--- THE TASK ---
Read the lines that follow and pick out every one containing the word "current".

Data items

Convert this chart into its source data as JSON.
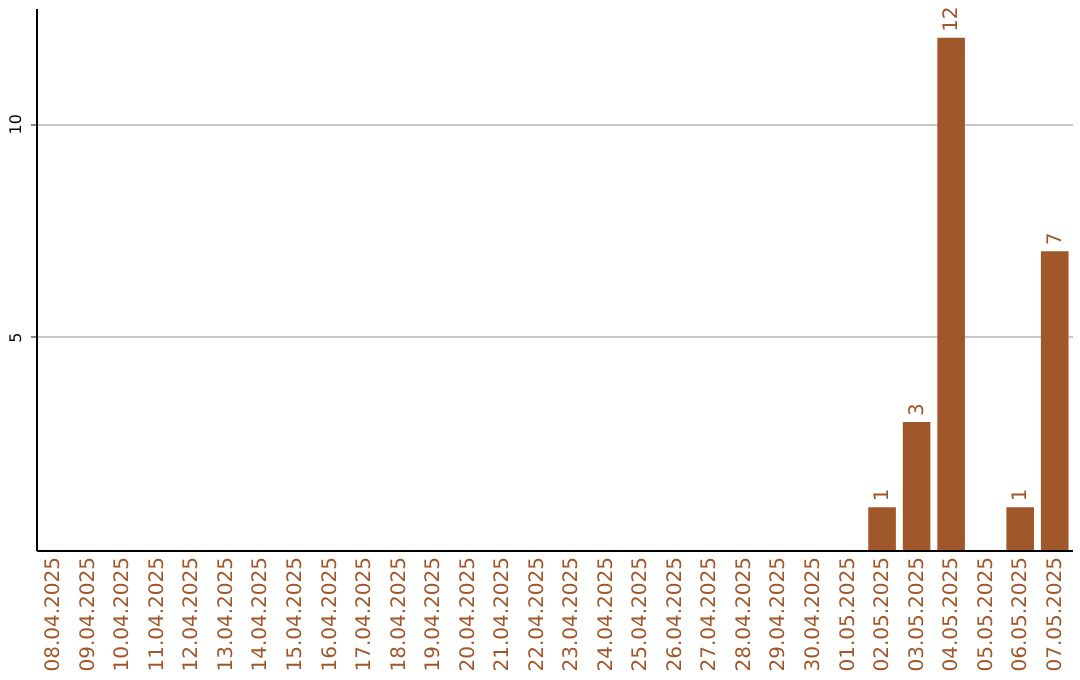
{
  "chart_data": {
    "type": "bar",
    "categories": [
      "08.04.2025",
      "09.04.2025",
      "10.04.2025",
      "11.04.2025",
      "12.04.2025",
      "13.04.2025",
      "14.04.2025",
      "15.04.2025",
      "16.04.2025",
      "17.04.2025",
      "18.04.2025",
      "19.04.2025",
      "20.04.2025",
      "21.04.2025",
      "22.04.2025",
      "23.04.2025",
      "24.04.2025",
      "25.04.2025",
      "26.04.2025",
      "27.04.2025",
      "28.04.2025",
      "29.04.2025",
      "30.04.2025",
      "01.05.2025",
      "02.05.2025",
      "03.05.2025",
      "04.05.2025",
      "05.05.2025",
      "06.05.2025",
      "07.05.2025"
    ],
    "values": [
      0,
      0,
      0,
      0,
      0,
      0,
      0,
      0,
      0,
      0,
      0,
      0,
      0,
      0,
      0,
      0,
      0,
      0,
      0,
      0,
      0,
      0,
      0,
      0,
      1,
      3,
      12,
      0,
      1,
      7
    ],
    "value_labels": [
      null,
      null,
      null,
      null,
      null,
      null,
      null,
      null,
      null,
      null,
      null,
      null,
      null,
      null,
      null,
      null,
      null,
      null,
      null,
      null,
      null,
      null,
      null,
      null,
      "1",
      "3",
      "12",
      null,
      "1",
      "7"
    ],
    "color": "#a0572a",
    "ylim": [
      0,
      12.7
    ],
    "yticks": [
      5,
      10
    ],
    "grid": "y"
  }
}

* * *

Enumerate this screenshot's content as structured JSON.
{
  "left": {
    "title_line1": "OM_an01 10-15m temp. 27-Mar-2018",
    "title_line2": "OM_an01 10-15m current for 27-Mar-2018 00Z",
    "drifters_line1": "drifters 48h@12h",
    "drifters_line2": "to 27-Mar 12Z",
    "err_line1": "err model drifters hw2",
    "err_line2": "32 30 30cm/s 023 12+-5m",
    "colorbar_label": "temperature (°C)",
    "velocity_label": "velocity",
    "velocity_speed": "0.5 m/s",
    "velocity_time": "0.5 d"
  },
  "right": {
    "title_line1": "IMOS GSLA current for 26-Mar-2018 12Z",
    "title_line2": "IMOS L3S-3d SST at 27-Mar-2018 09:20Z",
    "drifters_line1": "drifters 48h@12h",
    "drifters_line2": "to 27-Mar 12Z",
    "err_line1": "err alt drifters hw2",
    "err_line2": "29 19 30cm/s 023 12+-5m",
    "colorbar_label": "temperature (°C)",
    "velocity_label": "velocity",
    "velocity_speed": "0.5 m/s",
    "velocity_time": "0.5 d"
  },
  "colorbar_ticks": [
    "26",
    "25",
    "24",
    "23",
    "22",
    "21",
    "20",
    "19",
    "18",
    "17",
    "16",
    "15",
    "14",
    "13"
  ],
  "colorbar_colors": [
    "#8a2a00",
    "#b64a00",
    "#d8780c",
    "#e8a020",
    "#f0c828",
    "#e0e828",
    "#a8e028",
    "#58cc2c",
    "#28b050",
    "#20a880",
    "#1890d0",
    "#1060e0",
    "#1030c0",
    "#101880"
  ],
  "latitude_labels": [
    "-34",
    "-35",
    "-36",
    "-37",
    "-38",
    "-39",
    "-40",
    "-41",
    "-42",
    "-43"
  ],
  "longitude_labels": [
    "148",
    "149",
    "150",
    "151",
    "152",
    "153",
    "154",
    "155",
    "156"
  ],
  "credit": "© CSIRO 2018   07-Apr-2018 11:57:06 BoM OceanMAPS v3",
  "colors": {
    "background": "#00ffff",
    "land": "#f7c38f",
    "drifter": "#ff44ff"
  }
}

--- FULL RESPONSE ---
    "title_line2": "OM_an01 10-15m current for 27-Mar-2018 00Z",
    "title_line1": "IMOS GSLA current for 26-Mar-2018 12Z",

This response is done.